PROBLEM STATEMENT — Show each line that has the string "chevron" in it.

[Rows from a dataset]
** BEGIN **

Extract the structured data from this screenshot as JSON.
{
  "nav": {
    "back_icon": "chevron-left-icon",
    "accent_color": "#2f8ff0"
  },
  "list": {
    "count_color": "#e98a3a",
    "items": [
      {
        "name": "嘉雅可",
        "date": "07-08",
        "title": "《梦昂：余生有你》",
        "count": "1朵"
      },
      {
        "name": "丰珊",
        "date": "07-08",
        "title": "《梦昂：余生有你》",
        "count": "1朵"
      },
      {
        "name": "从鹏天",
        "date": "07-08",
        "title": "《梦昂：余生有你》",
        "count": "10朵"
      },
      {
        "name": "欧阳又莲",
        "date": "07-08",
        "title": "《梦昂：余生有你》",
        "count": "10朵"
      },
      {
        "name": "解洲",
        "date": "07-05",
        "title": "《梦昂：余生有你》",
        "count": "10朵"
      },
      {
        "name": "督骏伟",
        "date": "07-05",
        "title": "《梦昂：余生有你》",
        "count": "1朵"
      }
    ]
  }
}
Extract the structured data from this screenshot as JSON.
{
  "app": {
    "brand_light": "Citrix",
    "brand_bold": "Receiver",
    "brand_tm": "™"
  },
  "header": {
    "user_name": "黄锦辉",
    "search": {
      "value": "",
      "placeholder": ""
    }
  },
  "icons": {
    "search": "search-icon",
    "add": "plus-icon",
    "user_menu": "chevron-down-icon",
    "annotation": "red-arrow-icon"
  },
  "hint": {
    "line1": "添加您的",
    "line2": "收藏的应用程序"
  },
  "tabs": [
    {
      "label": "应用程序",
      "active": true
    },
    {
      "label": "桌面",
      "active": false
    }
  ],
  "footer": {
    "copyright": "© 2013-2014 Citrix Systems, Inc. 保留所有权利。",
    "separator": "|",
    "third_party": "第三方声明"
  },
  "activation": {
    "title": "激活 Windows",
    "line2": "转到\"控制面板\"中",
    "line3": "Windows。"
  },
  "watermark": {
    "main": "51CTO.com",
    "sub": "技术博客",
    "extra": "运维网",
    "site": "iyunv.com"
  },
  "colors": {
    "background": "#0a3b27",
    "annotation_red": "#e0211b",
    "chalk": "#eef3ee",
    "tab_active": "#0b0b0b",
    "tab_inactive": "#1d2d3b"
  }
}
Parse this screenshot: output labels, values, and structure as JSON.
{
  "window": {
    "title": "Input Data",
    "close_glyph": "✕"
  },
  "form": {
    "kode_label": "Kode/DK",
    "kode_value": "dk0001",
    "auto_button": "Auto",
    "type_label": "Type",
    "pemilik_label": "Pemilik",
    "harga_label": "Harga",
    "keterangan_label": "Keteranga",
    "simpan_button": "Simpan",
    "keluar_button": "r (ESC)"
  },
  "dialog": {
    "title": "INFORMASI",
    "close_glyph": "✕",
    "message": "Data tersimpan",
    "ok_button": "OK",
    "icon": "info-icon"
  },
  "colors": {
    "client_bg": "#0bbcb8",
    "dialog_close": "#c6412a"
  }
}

** END **

RESULT BELOW —
    "back_icon": "chevron-left-icon",
    "user_menu": "chevron-down-icon",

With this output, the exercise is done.